» **STATED PROBLEM**
Of the lines in the records that follow, how many include the word "image"? Answer with a bare number.

» **RECORDS FOR THE EXERCISE**
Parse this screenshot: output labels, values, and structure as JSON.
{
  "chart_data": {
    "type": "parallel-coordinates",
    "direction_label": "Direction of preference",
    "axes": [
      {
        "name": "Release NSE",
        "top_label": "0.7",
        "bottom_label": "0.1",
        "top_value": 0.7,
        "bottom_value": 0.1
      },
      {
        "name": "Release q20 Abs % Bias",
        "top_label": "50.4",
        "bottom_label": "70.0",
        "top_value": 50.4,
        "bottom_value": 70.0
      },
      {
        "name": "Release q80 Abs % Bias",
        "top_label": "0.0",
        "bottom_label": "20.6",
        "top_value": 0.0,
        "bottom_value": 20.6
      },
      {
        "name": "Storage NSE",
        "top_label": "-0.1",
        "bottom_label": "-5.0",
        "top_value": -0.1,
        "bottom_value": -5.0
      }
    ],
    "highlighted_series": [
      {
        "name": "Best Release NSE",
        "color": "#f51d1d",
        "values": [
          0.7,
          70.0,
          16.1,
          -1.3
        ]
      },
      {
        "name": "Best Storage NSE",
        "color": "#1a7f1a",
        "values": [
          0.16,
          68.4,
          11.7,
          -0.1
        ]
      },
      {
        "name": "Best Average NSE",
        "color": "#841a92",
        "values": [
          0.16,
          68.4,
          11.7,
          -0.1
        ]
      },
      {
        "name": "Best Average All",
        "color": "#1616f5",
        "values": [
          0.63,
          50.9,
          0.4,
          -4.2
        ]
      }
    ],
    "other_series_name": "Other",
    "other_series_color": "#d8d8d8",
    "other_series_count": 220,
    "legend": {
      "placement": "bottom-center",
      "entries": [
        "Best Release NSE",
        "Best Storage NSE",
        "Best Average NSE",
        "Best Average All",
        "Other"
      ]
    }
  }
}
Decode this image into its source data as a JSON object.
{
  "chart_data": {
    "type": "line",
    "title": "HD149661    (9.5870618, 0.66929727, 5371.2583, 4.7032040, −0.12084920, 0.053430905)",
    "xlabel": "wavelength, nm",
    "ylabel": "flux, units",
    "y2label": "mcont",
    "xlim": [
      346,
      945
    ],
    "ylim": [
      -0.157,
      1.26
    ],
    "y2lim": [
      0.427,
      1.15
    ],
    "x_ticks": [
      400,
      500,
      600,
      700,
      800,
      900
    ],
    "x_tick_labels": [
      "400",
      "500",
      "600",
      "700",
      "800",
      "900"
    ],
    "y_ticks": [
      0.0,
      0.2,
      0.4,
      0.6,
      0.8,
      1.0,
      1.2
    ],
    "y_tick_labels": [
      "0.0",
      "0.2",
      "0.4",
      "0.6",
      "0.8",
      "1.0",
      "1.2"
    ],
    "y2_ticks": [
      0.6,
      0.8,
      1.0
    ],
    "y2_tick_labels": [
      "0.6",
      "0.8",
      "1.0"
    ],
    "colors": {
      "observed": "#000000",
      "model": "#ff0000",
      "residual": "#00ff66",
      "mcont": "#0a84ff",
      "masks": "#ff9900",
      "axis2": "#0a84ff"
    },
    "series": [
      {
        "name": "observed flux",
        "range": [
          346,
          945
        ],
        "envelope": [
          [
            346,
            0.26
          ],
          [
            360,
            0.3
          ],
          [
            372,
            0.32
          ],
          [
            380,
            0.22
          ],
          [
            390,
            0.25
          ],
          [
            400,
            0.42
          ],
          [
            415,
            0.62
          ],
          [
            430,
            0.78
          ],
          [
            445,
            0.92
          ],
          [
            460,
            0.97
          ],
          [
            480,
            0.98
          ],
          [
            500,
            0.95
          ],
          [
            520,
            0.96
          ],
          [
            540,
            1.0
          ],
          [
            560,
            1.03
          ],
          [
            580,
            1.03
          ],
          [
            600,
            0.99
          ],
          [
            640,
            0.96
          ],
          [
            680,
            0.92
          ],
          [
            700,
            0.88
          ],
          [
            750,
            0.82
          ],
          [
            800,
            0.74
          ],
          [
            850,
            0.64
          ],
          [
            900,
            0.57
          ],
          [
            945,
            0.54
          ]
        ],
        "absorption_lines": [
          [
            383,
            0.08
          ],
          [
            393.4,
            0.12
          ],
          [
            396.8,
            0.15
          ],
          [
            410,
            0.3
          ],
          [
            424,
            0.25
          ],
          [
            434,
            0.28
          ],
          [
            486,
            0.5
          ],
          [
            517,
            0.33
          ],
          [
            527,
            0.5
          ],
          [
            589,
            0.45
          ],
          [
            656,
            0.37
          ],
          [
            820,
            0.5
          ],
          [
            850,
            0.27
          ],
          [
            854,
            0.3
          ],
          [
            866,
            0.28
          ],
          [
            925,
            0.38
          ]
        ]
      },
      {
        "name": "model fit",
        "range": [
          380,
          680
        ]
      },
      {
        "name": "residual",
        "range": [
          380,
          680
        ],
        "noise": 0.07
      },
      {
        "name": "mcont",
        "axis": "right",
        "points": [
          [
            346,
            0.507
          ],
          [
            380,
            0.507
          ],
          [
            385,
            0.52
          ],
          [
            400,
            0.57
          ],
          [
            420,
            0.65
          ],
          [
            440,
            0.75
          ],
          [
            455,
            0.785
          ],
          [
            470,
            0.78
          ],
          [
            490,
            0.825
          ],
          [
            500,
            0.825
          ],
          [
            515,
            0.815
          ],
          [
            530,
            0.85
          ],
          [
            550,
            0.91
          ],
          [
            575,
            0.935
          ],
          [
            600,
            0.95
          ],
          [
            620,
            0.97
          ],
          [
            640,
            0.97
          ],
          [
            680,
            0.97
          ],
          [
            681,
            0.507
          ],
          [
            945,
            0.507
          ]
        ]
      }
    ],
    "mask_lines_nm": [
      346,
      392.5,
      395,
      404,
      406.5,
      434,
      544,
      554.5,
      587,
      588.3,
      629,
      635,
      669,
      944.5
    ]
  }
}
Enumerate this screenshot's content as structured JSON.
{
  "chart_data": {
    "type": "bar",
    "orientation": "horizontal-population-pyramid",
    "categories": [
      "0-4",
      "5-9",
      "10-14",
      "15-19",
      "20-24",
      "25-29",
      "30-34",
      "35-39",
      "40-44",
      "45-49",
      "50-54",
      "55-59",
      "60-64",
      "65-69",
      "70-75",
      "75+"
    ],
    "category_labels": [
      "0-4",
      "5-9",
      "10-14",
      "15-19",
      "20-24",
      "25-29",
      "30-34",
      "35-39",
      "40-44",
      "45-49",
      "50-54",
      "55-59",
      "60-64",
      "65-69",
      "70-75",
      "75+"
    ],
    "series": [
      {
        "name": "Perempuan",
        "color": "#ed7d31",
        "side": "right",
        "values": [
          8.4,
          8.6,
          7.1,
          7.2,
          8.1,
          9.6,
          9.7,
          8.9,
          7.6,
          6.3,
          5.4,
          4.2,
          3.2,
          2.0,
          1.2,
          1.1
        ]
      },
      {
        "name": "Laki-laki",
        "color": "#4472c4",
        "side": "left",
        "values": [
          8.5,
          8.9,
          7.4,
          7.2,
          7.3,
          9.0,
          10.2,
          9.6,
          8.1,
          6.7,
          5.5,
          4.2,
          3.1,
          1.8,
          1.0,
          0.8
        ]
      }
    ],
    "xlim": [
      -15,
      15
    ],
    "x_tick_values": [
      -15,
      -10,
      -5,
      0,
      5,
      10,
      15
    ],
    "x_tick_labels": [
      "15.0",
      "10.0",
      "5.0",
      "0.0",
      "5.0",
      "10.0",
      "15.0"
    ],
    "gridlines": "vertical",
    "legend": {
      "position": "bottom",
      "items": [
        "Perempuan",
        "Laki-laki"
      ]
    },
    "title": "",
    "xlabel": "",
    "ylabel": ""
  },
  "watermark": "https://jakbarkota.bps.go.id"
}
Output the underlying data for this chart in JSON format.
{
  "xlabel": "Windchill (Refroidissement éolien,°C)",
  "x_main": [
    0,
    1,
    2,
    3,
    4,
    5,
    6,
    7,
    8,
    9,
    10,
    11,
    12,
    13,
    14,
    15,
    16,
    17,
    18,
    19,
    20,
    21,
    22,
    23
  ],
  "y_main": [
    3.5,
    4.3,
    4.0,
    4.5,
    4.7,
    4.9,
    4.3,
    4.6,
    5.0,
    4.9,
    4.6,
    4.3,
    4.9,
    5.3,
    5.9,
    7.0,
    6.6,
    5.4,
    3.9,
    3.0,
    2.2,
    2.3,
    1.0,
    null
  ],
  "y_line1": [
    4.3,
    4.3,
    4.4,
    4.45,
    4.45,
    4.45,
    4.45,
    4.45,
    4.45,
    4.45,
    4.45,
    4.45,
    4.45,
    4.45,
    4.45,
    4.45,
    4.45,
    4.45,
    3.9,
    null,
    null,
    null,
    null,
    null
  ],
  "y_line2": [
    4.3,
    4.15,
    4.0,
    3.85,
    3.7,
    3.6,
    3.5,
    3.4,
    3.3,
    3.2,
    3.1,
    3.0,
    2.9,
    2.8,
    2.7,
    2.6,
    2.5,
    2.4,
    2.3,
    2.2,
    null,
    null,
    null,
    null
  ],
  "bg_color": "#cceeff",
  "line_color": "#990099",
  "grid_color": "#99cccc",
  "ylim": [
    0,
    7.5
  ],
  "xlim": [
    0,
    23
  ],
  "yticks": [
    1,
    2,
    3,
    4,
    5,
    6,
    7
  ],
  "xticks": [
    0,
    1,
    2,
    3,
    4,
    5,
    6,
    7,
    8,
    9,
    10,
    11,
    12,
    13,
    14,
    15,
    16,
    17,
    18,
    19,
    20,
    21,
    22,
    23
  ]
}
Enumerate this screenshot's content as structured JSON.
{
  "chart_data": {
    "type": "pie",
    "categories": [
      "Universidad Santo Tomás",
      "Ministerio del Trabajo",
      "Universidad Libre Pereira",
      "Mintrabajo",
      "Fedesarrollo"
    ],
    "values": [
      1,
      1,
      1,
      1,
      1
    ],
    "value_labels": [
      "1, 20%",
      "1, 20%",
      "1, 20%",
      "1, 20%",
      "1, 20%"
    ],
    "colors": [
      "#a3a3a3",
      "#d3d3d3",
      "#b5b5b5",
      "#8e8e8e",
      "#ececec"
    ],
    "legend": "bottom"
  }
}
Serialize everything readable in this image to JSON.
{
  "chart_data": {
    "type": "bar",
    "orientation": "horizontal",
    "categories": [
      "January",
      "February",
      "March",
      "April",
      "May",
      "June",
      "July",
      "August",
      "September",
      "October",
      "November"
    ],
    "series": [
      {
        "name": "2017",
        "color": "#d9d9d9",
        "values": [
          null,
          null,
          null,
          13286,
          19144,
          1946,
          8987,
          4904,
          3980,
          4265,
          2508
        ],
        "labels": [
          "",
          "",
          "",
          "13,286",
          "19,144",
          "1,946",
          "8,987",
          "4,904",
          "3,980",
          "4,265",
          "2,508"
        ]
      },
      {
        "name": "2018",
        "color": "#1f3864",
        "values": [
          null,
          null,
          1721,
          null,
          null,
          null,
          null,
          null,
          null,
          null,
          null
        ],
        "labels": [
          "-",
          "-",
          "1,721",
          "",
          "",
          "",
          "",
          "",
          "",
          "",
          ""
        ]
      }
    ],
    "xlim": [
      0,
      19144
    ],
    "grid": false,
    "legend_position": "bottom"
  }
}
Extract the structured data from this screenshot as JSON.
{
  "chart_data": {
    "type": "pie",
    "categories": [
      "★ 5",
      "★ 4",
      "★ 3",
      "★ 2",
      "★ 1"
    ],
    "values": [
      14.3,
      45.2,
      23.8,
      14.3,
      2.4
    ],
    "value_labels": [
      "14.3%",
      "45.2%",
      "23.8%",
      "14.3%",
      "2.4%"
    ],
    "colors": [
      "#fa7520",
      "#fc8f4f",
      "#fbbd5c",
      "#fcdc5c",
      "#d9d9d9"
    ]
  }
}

» **RESPONSE**
2